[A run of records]
★ ★ ★
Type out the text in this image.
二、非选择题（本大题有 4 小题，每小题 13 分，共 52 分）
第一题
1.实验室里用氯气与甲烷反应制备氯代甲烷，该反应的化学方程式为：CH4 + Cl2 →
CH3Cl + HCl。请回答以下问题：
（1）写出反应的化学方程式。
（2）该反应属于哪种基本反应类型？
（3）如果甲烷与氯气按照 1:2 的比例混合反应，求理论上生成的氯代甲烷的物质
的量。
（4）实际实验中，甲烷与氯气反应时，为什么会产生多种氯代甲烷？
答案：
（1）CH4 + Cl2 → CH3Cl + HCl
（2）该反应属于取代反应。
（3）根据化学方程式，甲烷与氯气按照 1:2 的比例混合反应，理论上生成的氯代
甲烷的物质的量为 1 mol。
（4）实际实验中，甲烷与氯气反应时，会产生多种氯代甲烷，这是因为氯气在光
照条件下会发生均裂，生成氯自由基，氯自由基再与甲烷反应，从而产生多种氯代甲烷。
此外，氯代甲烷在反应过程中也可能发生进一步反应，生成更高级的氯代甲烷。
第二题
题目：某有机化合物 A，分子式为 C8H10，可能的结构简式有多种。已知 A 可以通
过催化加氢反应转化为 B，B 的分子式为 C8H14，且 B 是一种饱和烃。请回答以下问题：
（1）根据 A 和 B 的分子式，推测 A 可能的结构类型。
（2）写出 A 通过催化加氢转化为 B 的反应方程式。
★ ★ ★
[Requirements]:
Pull every line containing the word "甲烷与氯气反应时" out of the material.

[Exercise result]:
（4）实际实验中，甲烷与氯气反应时，为什么会产生多种氯代甲烷？
（4）实际实验中，甲烷与氯气反应时，会产生多种氯代甲烷，这是因为氯气在光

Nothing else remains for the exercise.